**DO THIS**: Search the data for the word "高一英语培训班学习用书". Reproduce every line where it is found.

**RECORDS SUPPLIED**:
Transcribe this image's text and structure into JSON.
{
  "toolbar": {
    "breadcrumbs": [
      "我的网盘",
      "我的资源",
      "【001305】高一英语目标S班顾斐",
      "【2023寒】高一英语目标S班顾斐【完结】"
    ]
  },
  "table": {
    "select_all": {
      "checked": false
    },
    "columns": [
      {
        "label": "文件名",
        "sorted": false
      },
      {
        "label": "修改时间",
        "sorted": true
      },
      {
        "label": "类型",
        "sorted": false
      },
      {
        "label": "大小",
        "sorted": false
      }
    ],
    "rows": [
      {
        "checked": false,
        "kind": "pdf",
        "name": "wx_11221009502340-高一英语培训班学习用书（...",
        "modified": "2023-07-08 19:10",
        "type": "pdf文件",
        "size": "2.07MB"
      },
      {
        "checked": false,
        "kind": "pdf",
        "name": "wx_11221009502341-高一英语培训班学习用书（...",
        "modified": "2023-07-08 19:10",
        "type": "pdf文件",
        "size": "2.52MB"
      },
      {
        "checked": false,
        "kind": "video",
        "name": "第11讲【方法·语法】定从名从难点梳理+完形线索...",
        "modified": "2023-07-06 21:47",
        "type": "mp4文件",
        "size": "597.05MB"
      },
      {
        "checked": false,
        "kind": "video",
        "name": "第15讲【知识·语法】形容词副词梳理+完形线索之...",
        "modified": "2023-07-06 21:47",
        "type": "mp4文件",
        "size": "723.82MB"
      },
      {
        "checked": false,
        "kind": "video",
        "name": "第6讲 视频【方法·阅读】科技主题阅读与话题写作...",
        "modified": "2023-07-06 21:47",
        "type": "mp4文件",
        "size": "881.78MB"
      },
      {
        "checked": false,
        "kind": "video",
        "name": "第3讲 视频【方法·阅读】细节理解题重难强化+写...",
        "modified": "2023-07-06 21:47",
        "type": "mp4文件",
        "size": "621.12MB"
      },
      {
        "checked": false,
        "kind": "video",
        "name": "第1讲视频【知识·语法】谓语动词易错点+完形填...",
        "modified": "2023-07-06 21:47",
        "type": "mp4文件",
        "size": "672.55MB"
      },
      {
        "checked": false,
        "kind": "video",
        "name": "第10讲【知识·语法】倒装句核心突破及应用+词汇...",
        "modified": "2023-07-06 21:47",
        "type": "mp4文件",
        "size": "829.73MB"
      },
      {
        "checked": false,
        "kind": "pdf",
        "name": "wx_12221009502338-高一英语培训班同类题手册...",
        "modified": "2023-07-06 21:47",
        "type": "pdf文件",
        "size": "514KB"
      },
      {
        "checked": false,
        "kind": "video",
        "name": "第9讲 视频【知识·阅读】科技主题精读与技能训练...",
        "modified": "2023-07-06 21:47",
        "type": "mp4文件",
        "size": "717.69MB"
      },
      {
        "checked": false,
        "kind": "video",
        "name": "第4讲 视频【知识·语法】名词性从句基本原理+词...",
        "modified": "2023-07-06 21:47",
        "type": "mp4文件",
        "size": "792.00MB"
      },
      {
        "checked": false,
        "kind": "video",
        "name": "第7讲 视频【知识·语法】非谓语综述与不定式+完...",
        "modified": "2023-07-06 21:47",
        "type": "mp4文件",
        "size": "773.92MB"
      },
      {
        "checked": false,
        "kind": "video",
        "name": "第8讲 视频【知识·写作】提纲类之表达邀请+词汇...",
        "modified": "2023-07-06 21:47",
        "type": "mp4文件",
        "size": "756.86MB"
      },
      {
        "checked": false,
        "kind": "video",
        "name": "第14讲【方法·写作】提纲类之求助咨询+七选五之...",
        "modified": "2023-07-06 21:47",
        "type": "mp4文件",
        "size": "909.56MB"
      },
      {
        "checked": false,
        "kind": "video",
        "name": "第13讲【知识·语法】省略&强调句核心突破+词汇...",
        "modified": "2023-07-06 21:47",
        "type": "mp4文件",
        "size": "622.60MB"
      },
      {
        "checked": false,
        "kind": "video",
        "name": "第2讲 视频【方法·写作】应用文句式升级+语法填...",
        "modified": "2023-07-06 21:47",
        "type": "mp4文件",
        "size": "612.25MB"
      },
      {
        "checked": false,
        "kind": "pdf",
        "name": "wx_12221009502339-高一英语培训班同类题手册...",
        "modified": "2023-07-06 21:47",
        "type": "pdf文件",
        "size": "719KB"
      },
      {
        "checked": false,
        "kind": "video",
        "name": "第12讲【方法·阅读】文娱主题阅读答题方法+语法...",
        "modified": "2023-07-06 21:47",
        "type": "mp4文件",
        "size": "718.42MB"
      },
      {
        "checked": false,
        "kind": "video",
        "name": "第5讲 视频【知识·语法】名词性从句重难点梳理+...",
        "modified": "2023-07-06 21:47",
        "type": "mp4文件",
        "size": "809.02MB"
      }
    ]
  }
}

**FINISHED ANSWER**:
        "name": "wx_11221009502340-高一英语培训班学习用书（...",
        "name": "wx_11221009502341-高一英语培训班学习用书（...",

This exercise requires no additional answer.